The lines to extract begin at the one containing "Convert this screenshot" and run to the end of the listing; set them down exactly and alone.

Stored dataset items
=-=-=
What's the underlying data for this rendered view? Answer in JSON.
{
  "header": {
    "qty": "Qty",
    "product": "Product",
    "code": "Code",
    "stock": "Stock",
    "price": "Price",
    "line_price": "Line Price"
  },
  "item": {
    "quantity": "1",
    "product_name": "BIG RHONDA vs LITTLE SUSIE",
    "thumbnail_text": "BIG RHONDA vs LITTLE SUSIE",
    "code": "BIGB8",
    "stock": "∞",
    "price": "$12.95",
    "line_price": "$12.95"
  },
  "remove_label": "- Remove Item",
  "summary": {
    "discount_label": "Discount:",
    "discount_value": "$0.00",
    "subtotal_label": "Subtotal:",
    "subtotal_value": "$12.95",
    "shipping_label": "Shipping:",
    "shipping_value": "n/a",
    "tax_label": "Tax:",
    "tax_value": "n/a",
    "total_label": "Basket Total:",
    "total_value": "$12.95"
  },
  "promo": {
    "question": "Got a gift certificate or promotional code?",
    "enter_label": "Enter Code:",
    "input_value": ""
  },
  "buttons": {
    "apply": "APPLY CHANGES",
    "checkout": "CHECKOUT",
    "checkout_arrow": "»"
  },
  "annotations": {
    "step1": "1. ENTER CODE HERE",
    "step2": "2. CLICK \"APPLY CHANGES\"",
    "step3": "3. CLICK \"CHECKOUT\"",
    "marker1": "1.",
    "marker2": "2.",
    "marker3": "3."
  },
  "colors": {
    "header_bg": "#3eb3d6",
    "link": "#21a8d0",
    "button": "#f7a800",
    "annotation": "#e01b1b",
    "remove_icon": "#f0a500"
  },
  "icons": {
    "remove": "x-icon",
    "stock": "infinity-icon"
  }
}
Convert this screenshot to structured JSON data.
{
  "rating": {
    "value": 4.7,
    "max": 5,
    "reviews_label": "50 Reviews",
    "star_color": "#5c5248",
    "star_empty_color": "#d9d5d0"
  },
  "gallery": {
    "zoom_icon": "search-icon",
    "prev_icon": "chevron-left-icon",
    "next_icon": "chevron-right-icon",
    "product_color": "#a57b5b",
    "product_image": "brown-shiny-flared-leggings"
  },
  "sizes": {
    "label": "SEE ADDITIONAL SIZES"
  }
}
=-=-=
Exercise answer ::
Convert this screenshot to structured JSON data.
{
  "rating": {
    "value": 4.7,
    "max": 5,
    "reviews_label": "50 Reviews",
    "star_color": "#5c5248",
    "star_empty_color": "#d9d5d0"
  },
  "gallery": {
    "zoom_icon": "search-icon",
    "prev_icon": "chevron-left-icon",
    "next_icon": "chevron-right-icon",
    "product_color": "#a57b5b",
    "product_image": "brown-shiny-flared-leggings"
  },
  "sizes": {
    "label": "SEE ADDITIONAL SIZES"
  }
}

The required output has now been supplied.